**WHAT YOU NEED TO DO:** Please give the data below again in full, exactly as it stands.

──────── DATA TO USE ────────

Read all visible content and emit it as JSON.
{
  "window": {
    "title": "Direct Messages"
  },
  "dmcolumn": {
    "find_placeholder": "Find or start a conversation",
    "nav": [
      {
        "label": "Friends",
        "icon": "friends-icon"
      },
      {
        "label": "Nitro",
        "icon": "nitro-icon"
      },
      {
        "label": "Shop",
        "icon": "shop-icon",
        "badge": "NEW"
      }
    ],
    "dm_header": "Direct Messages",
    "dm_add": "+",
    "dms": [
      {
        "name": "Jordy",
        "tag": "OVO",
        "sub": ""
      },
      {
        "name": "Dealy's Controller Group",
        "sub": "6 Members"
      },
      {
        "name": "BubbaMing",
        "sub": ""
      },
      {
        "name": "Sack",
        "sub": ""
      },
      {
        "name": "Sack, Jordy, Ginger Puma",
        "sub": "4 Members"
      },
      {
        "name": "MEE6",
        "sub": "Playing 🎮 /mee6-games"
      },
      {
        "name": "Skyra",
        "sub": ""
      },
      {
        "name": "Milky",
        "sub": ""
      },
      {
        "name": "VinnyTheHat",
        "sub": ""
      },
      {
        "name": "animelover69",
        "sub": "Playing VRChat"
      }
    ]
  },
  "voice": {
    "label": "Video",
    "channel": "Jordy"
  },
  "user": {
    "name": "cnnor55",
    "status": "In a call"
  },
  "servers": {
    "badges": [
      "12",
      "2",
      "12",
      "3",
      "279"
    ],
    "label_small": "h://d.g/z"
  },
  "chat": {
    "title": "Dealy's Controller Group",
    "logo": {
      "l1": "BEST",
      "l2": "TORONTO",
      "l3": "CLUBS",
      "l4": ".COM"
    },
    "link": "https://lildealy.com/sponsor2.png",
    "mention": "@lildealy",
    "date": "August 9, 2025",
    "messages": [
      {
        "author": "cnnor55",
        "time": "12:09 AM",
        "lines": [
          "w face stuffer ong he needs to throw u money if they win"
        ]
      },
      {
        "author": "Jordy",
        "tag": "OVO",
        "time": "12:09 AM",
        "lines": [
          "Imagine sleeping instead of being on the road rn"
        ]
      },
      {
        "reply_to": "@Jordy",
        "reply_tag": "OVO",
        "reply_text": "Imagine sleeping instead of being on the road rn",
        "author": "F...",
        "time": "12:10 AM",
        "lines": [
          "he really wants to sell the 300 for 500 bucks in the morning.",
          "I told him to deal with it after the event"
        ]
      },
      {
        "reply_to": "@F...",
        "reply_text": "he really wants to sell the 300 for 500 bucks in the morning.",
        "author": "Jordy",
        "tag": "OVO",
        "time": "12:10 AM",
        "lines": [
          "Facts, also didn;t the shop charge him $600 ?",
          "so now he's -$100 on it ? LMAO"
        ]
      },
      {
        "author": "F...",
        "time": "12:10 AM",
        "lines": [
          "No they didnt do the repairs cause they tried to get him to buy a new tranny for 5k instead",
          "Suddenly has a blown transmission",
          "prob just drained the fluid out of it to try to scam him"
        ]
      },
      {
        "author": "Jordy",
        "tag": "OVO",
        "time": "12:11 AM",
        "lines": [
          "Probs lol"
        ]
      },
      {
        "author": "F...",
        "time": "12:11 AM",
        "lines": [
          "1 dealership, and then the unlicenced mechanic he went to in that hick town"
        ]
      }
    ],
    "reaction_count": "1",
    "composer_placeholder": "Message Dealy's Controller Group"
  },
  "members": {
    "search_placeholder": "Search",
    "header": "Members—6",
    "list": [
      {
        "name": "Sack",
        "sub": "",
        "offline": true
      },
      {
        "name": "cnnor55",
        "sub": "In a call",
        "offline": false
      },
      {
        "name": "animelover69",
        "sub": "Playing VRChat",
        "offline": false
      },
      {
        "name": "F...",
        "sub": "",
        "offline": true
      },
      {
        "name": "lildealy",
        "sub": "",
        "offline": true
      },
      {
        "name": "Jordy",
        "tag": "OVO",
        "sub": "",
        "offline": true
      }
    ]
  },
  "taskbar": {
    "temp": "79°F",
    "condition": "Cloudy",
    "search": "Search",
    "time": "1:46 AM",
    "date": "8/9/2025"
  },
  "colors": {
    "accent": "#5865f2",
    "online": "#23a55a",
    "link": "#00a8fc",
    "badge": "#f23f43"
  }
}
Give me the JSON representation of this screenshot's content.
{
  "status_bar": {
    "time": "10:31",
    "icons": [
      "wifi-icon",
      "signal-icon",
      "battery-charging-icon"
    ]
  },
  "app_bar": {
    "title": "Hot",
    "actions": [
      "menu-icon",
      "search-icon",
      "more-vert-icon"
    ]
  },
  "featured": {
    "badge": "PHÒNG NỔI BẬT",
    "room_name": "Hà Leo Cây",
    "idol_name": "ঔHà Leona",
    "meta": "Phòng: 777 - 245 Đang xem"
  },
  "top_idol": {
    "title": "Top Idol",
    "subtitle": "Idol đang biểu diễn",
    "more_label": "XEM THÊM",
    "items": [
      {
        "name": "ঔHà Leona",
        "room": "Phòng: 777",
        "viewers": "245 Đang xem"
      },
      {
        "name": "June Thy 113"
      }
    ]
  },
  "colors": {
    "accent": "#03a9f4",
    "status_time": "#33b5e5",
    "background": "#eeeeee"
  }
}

────────

**COMPLETED TASK:**
Read all visible content and emit it as JSON.
{
  "window": {
    "title": "Direct Messages"
  },
  "dmcolumn": {
    "find_placeholder": "Find or start a conversation",
    "nav": [
      {
        "label": "Friends",
        "icon": "friends-icon"
      },
      {
        "label": "Nitro",
        "icon": "nitro-icon"
      },
      {
        "label": "Shop",
        "icon": "shop-icon",
        "badge": "NEW"
      }
    ],
    "dm_header": "Direct Messages",
    "dm_add": "+",
    "dms": [
      {
        "name": "Jordy",
        "tag": "OVO",
        "sub": ""
      },
      {
        "name": "Dealy's Controller Group",
        "sub": "6 Members"
      },
      {
        "name": "BubbaMing",
        "sub": ""
      },
      {
        "name": "Sack",
        "sub": ""
      },
      {
        "name": "Sack, Jordy, Ginger Puma",
        "sub": "4 Members"
      },
      {
        "name": "MEE6",
        "sub": "Playing 🎮 /mee6-games"
      },
      {
        "name": "Skyra",
        "sub": ""
      },
      {
        "name": "Milky",
        "sub": ""
      },
      {
        "name": "VinnyTheHat",
        "sub": ""
      },
      {
        "name": "animelover69",
        "sub": "Playing VRChat"
      }
    ]
  },
  "voice": {
    "label": "Video",
    "channel": "Jordy"
  },
  "user": {
    "name": "cnnor55",
    "status": "In a call"
  },
  "servers": {
    "badges": [
      "12",
      "2",
      "12",
      "3",
      "279"
    ],
    "label_small": "h://d.g/z"
  },
  "chat": {
    "title": "Dealy's Controller Group",
    "logo": {
      "l1": "BEST",
      "l2": "TORONTO",
      "l3": "CLUBS",
      "l4": ".COM"
    },
    "link": "https://lildealy.com/sponsor2.png",
    "mention": "@lildealy",
    "date": "August 9, 2025",
    "messages": [
      {
        "author": "cnnor55",
        "time": "12:09 AM",
        "lines": [
          "w face stuffer ong he needs to throw u money if they win"
        ]
      },
      {
        "author": "Jordy",
        "tag": "OVO",
        "time": "12:09 AM",
        "lines": [
          "Imagine sleeping instead of being on the road rn"
        ]
      },
      {
        "reply_to": "@Jordy",
        "reply_tag": "OVO",
        "reply_text": "Imagine sleeping instead of being on the road rn",
        "author": "F...",
        "time": "12:10 AM",
        "lines": [
          "he really wants to sell the 300 for 500 bucks in the morning.",
          "I told him to deal with it after the event"
        ]
      },
      {
        "reply_to": "@F...",
        "reply_text": "he really wants to sell the 300 for 500 bucks in the morning.",
        "author": "Jordy",
        "tag": "OVO",
        "time": "12:10 AM",
        "lines": [
          "Facts, also didn;t the shop charge him $600 ?",
          "so now he's -$100 on it ? LMAO"
        ]
      },
      {
        "author": "F...",
        "time": "12:10 AM",
        "lines": [
          "No they didnt do the repairs cause they tried to get him to buy a new tranny for 5k instead",
          "Suddenly has a blown transmission",
          "prob just drained the fluid out of it to try to scam him"
        ]
      },
      {
        "author": "Jordy",
        "tag": "OVO",
        "time": "12:11 AM",
        "lines": [
          "Probs lol"
        ]
      },
      {
        "author": "F...",
        "time": "12:11 AM",
        "lines": [
          "1 dealership, and then the unlicenced mechanic he went to in that hick town"
        ]
      }
    ],
    "reaction_count": "1",
    "composer_placeholder": "Message Dealy's Controller Group"
  },
  "members": {
    "search_placeholder": "Search",
    "header": "Members—6",
    "list": [
      {
        "name": "Sack",
        "sub": "",
        "offline": true
      },
      {
        "name": "cnnor55",
        "sub": "In a call",
        "offline": false
      },
      {
        "name": "animelover69",
        "sub": "Playing VRChat",
        "offline": false
      },
      {
        "name": "F...",
        "sub": "",
        "offline": true
      },
      {
        "name": "lildealy",
        "sub": "",
        "offline": true
      },
      {
        "name": "Jordy",
        "tag": "OVO",
        "sub": "",
        "offline": true
      }
    ]
  },
  "taskbar": {
    "temp": "79°F",
    "condition": "Cloudy",
    "search": "Search",
    "time": "1:46 AM",
    "date": "8/9/2025"
  },
  "colors": {
    "accent": "#5865f2",
    "online": "#23a55a",
    "link": "#00a8fc",
    "badge": "#f23f43"
  }
}
Give me the JSON representation of this screenshot's content.
{
  "status_bar": {
    "time": "10:31",
    "icons": [
      "wifi-icon",
      "signal-icon",
      "battery-charging-icon"
    ]
  },
  "app_bar": {
    "title": "Hot",
    "actions": [
      "menu-icon",
      "search-icon",
      "more-vert-icon"
    ]
  },
  "featured": {
    "badge": "PHÒNG NỔI BẬT",
    "room_name": "Hà Leo Cây",
    "idol_name": "ঔHà Leona",
    "meta": "Phòng: 777 - 245 Đang xem"
  },
  "top_idol": {
    "title": "Top Idol",
    "subtitle": "Idol đang biểu diễn",
    "more_label": "XEM THÊM",
    "items": [
      {
        "name": "ঔHà Leona",
        "room": "Phòng: 777",
        "viewers": "245 Đang xem"
      },
      {
        "name": "June Thy 113"
      }
    ]
  },
  "colors": {
    "accent": "#03a9f4",
    "status_time": "#33b5e5",
    "background": "#eeeeee"
  }
}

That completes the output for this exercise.